Your job is to retype all of the data word for word, leaving every image out.

### [ENTRIES]

--- Start ---

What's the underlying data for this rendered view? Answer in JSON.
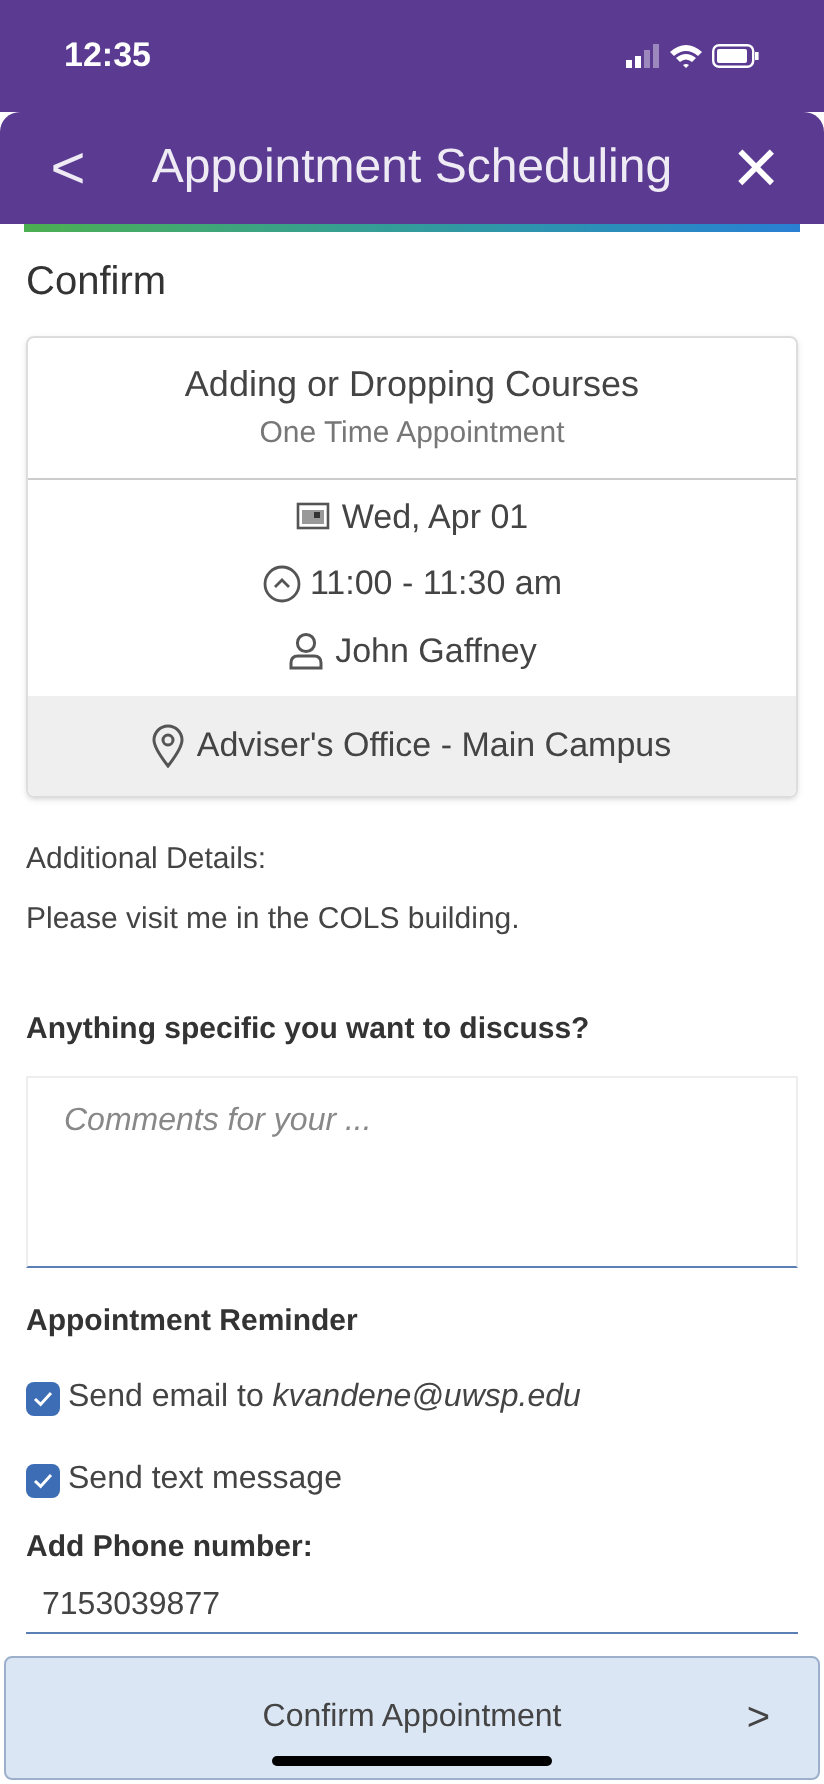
{
  "status_bar": {
    "time": "12:35"
  },
  "header": {
    "back": "<",
    "title": "Appointment Scheduling",
    "close": "×"
  },
  "section_title": "Confirm",
  "card": {
    "title": "Adding or Dropping Courses",
    "subtitle": "One Time Appointment",
    "date": "Wed, Apr 01",
    "time": "11:00 - 11:30 am",
    "adviser": "John Gaffney",
    "location": "Adviser's Office - Main Campus"
  },
  "details": {
    "label": "Additional Details:",
    "text": "Please visit me in the COLS building."
  },
  "discuss": {
    "label": "Anything specific you want to discuss?",
    "placeholder": "Comments for your ..."
  },
  "reminder": {
    "title": "Appointment Reminder",
    "options": [
      {
        "label": "Send email to *kvandene@uwsp.edu*",
        "checked": true
      },
      {
        "label": "Send text message",
        "checked": true
      }
    ]
  },
  "phone": {
    "label": "Add Phone number:",
    "value": "7153039877"
  },
  "confirm_button": {
    "label": "Confirm Appointment",
    "arrow": ">"
  }
}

--- End ---

### [THE REPLY]
What's the underlying data for this rendered view? Answer in JSON.
{
  "status_bar": {
    "time": "12:35"
  },
  "header": {
    "back": "<",
    "title": "Appointment Scheduling",
    "close": "×"
  },
  "section_title": "Confirm",
  "card": {
    "title": "Adding or Dropping Courses",
    "subtitle": "One Time Appointment",
    "date": "Wed, Apr 01",
    "time": "11:00 - 11:30 am",
    "adviser": "John Gaffney",
    "location": "Adviser's Office - Main Campus"
  },
  "details": {
    "label": "Additional Details:",
    "text": "Please visit me in the COLS building."
  },
  "discuss": {
    "label": "Anything specific you want to discuss?",
    "placeholder": "Comments for your ..."
  },
  "reminder": {
    "title": "Appointment Reminder",
    "options": [
      {
        "label": "Send email to *kvandene@uwsp.edu*",
        "checked": true
      },
      {
        "label": "Send text message",
        "checked": true
      }
    ]
  },
  "phone": {
    "label": "Add Phone number:",
    "value": "7153039877"
  },
  "confirm_button": {
    "label": "Confirm Appointment",
    "arrow": ">"
  }
}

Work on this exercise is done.